Provided records:
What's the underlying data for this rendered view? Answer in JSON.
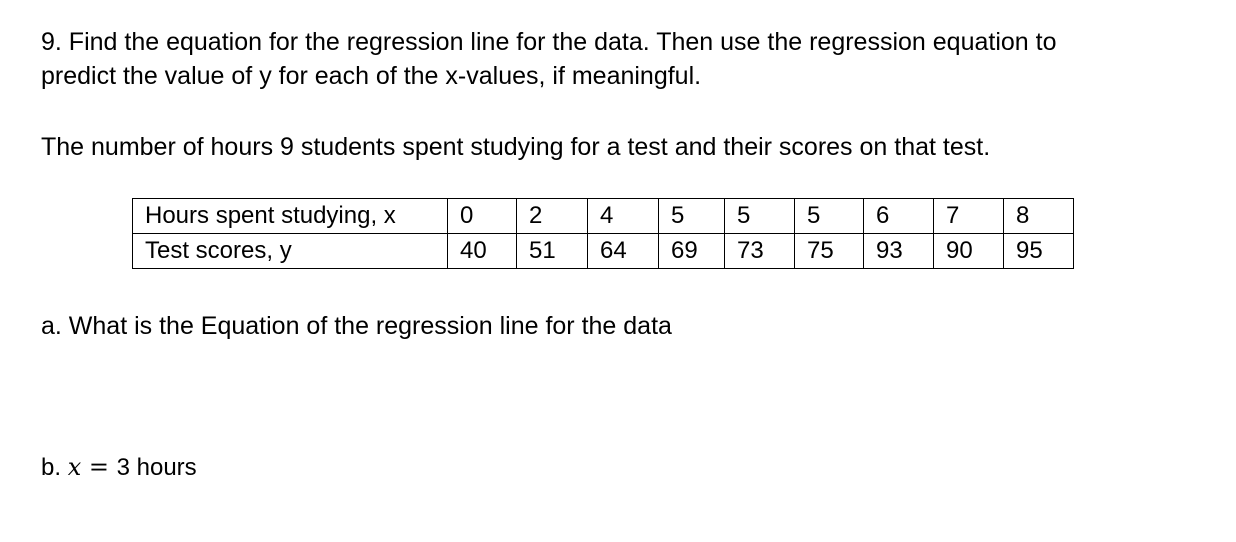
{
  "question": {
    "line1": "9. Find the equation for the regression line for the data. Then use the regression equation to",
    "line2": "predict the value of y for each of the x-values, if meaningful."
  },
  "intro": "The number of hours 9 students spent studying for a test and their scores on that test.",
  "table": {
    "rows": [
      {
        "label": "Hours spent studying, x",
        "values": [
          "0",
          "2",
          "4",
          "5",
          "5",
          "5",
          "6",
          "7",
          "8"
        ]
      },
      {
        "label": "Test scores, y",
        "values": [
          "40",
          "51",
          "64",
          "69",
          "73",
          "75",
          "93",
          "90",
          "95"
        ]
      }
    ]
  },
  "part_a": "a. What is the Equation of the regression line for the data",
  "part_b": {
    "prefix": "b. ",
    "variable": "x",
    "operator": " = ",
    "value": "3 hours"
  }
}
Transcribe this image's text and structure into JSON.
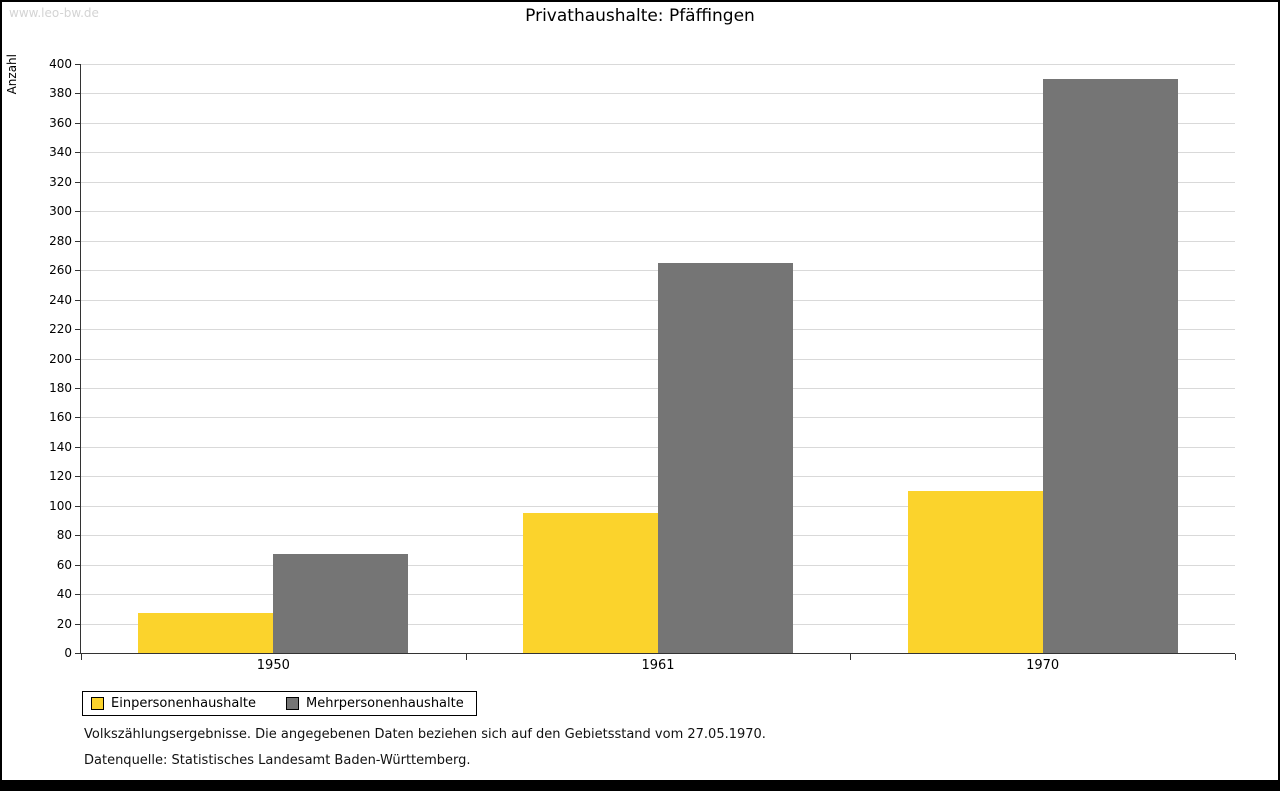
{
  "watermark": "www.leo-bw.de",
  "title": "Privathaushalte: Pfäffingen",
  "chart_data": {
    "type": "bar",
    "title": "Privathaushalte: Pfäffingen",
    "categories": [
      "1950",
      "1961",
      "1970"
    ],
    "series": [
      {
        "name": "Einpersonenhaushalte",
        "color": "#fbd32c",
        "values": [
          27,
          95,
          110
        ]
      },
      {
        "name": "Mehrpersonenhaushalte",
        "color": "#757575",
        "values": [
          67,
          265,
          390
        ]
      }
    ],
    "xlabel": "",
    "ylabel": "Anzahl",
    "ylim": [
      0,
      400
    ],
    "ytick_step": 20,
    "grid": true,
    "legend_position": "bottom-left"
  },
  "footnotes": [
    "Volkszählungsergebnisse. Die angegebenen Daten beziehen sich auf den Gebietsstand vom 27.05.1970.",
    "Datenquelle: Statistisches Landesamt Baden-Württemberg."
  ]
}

To be done:
Keep the pictures out of your copy, and repeat every entry above exactly.

Result for this task:
What's the underlying data for this rendered view? Answer in JSON.
{
  "question": {
    "line1": "9. Find the equation for the regression line for the data. Then use the regression equation to",
    "line2": "predict the value of y for each of the x-values, if meaningful."
  },
  "intro": "The number of hours 9 students spent studying for a test and their scores on that test.",
  "table": {
    "rows": [
      {
        "label": "Hours spent studying, x",
        "values": [
          "0",
          "2",
          "4",
          "5",
          "5",
          "5",
          "6",
          "7",
          "8"
        ]
      },
      {
        "label": "Test scores, y",
        "values": [
          "40",
          "51",
          "64",
          "69",
          "73",
          "75",
          "93",
          "90",
          "95"
        ]
      }
    ]
  },
  "part_a": "a. What is the Equation of the regression line for the data",
  "part_b": {
    "prefix": "b. ",
    "variable": "x",
    "operator": " = ",
    "value": "3 hours"
  }
}
Transcribe this image's text and structure into JSON.
{
  "watermark": "www.leo-bw.de",
  "title": "Privathaushalte: Pfäffingen",
  "chart_data": {
    "type": "bar",
    "title": "Privathaushalte: Pfäffingen",
    "categories": [
      "1950",
      "1961",
      "1970"
    ],
    "series": [
      {
        "name": "Einpersonenhaushalte",
        "color": "#fbd32c",
        "values": [
          27,
          95,
          110
        ]
      },
      {
        "name": "Mehrpersonenhaushalte",
        "color": "#757575",
        "values": [
          67,
          265,
          390
        ]
      }
    ],
    "xlabel": "",
    "ylabel": "Anzahl",
    "ylim": [
      0,
      400
    ],
    "ytick_step": 20,
    "grid": true,
    "legend_position": "bottom-left"
  },
  "footnotes": [
    "Volkszählungsergebnisse. Die angegebenen Daten beziehen sich auf den Gebietsstand vom 27.05.1970.",
    "Datenquelle: Statistisches Landesamt Baden-Württemberg."
  ]
}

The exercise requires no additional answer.